If I counted right, the problem is erstattungen_positionen.prioritaet wich is an enum. Probably always using UTF8 for enums in the newer adapter?

djamadeus commented 1 year ago

descriptiontable with vs-10.0.1-adapter:

COLUMN_NAME SQL_TYPE NULLABLE DISTRIBUTION_KEY PARTITION_KEY
id DECIMAL(10,0) NULL NULL NULL
datum TIMESTAMP NULL NULL NULL
datum_ursprung TIMESTAMP NULL NULL NULL
userid VARCHAR(16) ASCII NULL NULL NULL
orderid VARCHAR(32) ASCII NULL NULL NULL
rekla_id VARCHAR(10) ASCII NULL NULL NULL
quelle CHAR(15) ASCII NULL NULL NULL
quelle_id VARCHAR(15) ASCII NULL NULL NULL
art CHAR(19) ASCII NULL NULL NULL
grund VARCHAR(25) ASCII NULL NULL NULL
mitarbeiter VARCHAR(50) ASCII NULL NULL NULL
bemerkung VARCHAR(160) ASCII NULL NULL NULL
artnr VARCHAR(25) ASCII NULL NULL NULL
sellid VARCHAR(15) ASCII NULL NULL NULL
bezeichnung VARCHAR(50) ASCII NULL NULL NULL
bezeichnung_zusatz VARCHAR(50) ASCII NULL NULL NULL
anzahl DECIMAL(10,0) NULL NULL NULL
einzelpreis DECIMAL(8,2) NULL NULL NULL
brutto_netto CHAR(6) ASCII NULL NULL NULL
steuersatz DECIMAL(4,1) NULL NULL NULL
datum_bestellung TIMESTAMP NULL NULL NULL
zahlungsart_bestellung VARCHAR(32) ASCII NULL NULL NULL
prioritaet CHAR(6) ASCII NULL NULL NULL
status CHAR(11) ASCII NULL NULL NULL
status_bemerkung VARCHAR(160) ASCII NULL NULL NULL
id_gutschrift DECIMAL(10,0) NULL NULL NULL
djamadeus commented 1 year ago

Exasol version is 7.1.15 btw

ckunki commented 1 year ago

Thank you very much for all the information. I am confident that this will enable us to find the correct answer and will come back in short.
────────────────
• [EXERCISES]:
1. Answer these from the thread:
(a) Which column does the first comment name as the problem?
(b) What Exasol version is reported?
(c) What SQL type does the description table give for the prioritaet column?
2. Repeat, word for word, the part of the thread that opens with the words containing "Exasol version is" and closes with "back in short.".
3. For each statement, say yes or no according to the thread, and quote the words that decide it:
(a) The bemerkung column is VARCHAR(160) ASCII.
(b) The description table was produced with a 9.x adapter.
(c) The steuersatz column is DECIMAL(8,2).
The rows have no role here.
────────────────
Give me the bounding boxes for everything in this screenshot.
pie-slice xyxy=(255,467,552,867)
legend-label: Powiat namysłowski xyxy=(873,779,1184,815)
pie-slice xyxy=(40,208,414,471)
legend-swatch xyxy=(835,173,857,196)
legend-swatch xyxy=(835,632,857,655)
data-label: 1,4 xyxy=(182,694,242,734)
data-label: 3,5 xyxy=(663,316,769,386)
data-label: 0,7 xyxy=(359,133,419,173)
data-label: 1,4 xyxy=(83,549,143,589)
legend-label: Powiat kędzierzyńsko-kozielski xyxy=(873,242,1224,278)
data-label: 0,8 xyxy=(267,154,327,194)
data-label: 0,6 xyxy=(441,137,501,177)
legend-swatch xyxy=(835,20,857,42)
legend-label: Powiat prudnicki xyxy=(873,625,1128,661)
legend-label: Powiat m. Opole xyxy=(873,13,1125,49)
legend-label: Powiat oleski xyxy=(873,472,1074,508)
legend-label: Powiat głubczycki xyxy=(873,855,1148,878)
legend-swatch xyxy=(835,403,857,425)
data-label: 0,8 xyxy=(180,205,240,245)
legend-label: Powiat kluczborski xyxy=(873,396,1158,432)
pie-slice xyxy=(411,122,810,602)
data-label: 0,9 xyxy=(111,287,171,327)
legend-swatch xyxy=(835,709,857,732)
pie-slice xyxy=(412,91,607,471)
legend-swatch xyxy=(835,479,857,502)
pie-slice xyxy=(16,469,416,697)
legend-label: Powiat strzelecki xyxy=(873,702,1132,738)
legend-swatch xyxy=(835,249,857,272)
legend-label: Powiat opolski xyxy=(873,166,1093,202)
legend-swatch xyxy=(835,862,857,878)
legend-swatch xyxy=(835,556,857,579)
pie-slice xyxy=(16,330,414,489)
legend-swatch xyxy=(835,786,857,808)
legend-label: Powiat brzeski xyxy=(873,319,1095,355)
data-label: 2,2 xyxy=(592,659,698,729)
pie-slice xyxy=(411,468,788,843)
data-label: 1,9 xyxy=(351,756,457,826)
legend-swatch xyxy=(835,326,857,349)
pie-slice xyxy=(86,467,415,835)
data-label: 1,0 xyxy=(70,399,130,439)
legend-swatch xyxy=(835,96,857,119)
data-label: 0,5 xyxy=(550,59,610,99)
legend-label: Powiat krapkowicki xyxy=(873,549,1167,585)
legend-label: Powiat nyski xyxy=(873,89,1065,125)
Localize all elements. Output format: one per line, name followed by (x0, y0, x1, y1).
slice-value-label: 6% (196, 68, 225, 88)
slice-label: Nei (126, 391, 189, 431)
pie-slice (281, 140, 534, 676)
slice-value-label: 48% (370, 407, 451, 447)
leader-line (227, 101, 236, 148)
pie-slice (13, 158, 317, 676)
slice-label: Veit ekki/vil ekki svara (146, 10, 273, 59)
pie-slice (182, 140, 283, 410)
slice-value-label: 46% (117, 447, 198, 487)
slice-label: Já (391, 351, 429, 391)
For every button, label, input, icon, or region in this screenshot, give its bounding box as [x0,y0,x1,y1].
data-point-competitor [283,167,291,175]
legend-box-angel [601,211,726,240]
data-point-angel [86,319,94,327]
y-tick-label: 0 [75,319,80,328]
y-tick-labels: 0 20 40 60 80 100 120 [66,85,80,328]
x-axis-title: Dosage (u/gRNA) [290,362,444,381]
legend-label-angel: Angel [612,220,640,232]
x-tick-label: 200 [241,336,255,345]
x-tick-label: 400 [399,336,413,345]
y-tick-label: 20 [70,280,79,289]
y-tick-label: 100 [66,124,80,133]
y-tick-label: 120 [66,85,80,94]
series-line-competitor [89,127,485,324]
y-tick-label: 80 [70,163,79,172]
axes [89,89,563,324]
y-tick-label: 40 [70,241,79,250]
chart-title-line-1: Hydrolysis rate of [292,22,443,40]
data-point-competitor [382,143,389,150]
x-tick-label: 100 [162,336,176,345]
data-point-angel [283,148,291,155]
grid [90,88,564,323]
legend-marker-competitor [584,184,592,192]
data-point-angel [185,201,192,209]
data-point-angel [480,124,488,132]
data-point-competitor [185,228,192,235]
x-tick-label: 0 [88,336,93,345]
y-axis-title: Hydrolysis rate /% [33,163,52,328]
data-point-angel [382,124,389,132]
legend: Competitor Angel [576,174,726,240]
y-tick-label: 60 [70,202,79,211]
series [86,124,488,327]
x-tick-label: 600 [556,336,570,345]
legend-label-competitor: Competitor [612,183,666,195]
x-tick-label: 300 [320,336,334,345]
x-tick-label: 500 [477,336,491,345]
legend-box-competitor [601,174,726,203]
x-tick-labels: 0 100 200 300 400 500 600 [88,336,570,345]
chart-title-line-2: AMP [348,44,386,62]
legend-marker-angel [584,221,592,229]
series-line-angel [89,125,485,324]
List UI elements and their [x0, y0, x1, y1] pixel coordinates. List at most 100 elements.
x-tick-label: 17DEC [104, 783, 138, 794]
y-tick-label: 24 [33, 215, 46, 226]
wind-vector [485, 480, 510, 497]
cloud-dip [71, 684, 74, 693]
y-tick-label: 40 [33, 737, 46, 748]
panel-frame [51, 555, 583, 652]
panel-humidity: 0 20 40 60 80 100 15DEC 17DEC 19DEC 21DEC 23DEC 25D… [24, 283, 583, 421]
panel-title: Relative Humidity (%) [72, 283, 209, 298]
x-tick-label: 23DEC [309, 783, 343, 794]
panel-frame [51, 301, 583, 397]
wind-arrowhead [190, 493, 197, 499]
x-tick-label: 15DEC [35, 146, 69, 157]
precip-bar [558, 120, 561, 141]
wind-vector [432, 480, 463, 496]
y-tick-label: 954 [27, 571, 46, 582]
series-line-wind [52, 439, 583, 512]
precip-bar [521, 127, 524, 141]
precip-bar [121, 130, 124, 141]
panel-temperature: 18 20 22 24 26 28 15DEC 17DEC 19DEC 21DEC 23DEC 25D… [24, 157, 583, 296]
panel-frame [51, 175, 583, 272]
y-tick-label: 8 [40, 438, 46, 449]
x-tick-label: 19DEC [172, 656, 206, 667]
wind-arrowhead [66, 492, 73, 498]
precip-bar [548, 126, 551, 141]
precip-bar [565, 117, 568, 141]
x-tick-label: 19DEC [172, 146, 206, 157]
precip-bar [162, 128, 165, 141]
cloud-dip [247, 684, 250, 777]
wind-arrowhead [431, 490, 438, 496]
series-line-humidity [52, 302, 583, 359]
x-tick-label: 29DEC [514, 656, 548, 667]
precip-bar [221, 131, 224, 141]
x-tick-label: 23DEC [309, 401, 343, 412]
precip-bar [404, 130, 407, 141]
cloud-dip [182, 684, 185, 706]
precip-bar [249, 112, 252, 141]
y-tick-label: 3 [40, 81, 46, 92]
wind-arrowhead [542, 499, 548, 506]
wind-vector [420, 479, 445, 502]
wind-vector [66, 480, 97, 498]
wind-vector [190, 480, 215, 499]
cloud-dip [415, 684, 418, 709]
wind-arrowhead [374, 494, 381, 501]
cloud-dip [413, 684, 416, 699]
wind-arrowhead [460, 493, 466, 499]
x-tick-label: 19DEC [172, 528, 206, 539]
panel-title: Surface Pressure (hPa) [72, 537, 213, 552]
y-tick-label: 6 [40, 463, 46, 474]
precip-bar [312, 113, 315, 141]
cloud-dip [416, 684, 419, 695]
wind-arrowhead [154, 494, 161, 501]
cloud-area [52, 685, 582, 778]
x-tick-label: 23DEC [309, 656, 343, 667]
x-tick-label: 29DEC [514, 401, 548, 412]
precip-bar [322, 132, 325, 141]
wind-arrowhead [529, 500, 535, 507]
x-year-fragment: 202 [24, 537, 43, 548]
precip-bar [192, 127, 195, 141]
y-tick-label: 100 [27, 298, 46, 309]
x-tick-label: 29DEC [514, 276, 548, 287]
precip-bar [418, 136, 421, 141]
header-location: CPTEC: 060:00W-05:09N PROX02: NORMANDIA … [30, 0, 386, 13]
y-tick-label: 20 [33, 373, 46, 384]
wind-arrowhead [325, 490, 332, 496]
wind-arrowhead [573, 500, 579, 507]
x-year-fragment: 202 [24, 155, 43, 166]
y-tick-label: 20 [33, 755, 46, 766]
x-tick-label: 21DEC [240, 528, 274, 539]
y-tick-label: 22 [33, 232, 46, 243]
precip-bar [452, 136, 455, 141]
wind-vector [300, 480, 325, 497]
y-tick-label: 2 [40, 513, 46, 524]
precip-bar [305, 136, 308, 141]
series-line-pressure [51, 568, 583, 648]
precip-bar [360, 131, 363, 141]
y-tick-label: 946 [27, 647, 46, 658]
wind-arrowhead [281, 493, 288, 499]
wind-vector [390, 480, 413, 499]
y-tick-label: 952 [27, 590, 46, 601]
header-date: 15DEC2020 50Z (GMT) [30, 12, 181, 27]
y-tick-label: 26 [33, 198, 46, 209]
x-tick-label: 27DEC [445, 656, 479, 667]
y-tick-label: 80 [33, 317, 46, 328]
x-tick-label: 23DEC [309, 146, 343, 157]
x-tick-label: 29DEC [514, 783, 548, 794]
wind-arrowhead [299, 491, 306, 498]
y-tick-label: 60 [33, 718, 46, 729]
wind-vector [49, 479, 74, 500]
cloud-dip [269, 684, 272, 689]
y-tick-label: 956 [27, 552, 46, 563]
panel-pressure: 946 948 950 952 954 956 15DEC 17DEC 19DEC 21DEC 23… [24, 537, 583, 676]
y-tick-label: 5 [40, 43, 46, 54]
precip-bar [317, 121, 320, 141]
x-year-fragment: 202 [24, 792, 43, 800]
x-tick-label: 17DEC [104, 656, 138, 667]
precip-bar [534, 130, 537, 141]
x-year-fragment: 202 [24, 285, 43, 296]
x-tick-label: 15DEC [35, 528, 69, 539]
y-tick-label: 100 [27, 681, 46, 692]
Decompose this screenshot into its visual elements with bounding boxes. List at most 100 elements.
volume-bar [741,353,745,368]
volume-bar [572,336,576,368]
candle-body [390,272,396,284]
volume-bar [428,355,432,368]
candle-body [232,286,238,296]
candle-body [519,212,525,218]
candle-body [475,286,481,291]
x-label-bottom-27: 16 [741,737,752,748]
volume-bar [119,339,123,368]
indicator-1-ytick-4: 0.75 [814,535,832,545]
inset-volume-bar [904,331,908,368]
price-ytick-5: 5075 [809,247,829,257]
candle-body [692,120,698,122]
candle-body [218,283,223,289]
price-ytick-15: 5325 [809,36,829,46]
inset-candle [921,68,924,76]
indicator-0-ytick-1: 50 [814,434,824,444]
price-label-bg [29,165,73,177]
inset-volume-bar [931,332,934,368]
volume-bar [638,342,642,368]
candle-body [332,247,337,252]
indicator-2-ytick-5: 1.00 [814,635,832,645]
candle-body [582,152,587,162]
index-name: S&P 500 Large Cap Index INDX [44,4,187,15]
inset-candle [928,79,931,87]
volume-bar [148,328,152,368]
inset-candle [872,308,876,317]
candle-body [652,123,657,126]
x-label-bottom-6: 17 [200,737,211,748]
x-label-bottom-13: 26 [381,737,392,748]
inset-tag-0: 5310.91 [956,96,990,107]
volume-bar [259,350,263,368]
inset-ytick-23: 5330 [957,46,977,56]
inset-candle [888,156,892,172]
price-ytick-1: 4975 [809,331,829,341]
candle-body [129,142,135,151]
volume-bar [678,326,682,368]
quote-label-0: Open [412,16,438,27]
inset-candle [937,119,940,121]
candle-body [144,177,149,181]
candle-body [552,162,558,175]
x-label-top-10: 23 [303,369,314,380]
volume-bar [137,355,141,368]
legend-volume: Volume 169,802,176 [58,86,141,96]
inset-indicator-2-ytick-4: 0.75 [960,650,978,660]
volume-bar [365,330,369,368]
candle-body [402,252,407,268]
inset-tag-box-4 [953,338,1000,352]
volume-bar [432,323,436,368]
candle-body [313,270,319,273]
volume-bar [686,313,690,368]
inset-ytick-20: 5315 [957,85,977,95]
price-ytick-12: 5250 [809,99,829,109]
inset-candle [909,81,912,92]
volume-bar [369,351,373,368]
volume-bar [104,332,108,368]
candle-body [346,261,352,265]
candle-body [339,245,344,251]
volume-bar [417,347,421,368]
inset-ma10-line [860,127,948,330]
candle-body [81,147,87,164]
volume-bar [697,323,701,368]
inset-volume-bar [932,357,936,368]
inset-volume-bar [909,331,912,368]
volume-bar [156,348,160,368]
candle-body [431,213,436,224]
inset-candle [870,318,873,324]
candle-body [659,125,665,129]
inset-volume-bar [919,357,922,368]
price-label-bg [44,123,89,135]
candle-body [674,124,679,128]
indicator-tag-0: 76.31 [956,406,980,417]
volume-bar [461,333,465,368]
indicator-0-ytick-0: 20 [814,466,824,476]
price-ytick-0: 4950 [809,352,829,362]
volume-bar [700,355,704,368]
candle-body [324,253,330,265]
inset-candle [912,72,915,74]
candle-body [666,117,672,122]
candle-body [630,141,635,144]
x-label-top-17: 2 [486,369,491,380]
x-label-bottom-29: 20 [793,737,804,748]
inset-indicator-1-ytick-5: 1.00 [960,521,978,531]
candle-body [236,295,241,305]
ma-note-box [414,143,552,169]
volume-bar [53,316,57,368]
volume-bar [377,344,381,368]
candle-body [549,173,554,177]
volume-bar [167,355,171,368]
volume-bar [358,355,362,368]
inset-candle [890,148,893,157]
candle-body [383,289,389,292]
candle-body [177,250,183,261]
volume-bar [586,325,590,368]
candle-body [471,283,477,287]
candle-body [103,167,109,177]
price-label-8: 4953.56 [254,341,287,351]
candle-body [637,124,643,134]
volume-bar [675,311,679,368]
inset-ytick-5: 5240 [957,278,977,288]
────────────────
• [PER-TASK OUTPUTS]:
1.
(a) erstattungen_positionen.prioritaet
(b) 7.1.15
(c) CHAR(6) ASCII

2.
Exasol version is 7.1.15 btw

ckunki commented 1 year ago

Thank you very much for all the information. I am confident that this will enable us to find the correct answer and will come back in short.

3.
(a) Yes: "bemerkung VARCHAR(160) ASCII NULL NULL NULL"
(b) No: "descriptiontable with vs-10.0.1-adapter"
(c) No: "steuersatz DECIMAL(4,1) NULL NULL NULL"